● RECORDS FOR THIS TASK:
==*==
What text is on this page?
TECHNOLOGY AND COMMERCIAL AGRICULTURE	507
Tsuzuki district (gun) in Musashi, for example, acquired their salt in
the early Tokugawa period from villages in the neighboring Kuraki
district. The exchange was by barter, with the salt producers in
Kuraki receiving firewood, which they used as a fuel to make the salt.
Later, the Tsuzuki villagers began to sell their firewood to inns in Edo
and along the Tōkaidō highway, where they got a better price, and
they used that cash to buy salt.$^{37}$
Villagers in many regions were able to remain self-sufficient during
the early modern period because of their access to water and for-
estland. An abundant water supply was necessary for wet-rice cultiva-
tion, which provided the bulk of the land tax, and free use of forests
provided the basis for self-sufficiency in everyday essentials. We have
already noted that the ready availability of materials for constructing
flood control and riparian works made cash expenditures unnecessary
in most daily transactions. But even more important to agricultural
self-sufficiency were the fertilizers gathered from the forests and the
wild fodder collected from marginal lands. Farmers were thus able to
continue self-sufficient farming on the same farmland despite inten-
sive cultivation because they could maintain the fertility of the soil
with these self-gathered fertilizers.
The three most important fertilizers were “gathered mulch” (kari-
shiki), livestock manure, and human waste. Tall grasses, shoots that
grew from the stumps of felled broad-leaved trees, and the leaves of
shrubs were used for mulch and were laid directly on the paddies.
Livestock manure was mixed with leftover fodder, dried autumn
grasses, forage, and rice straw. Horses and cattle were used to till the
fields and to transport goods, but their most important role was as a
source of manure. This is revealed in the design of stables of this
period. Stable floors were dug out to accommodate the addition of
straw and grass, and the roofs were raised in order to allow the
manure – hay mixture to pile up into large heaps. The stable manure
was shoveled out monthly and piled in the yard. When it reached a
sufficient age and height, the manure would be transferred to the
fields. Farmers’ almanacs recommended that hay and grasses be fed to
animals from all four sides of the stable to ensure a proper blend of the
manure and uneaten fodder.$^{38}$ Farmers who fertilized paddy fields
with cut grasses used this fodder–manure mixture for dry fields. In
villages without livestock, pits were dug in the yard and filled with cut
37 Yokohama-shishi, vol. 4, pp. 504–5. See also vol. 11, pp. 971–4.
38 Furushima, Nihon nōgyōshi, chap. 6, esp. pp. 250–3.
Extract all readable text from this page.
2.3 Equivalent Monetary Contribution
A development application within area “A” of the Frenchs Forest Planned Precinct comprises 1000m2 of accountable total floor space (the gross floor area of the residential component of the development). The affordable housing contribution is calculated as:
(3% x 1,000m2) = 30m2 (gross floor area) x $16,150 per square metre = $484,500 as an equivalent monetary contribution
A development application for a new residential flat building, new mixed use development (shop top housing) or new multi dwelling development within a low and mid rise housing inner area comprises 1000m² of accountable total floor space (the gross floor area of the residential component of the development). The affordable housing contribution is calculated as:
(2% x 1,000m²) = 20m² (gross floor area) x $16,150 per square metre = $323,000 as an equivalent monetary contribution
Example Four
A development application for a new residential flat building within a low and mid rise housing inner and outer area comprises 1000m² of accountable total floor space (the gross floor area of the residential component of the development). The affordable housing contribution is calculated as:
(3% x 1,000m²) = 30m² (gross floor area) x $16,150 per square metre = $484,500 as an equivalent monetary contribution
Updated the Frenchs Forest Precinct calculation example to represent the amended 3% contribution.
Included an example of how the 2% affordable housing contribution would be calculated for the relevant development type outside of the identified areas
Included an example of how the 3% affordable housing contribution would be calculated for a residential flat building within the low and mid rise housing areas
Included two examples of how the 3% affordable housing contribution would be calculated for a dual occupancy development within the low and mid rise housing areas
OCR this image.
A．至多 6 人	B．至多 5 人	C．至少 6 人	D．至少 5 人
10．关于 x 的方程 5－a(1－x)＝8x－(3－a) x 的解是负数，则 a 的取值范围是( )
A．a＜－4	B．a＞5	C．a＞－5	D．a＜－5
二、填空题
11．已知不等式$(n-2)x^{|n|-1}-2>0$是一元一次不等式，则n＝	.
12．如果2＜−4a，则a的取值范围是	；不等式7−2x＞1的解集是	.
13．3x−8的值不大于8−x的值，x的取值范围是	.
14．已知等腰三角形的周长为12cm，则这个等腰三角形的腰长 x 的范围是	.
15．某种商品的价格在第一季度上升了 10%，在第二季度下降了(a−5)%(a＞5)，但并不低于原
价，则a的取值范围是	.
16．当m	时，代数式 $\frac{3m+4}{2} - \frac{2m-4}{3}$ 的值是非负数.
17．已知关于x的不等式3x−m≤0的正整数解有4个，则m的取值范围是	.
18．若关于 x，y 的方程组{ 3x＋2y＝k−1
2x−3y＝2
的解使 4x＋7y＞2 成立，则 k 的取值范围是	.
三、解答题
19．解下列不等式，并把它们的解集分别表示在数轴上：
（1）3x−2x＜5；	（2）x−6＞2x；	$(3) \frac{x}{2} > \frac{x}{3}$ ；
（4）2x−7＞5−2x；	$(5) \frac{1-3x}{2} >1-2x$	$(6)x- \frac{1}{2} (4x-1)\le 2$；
==*==
● WORK TO DO:
Scan the material above for the word "were". Copy each line where it occurs.

● EXERCISE OUTPUT:
Villagers in many regions were able to remain self-sufficient during
self-sufficiency were the fertilizers gathered from the forests and the
wild fodder collected from marginal lands. Farmers were thus able to
The three most important fertilizers were “gathered mulch” (kari-
shrubs were used for mulch and were laid directly on the paddies.
grasses, forage, and rice straw. Horses and cattle were used to till the
period. Stable floors were dug out to accommodate the addition of
straw and grass, and the roofs were raised in order to allow the
villages without livestock, pits were dug in the yard and filled with cut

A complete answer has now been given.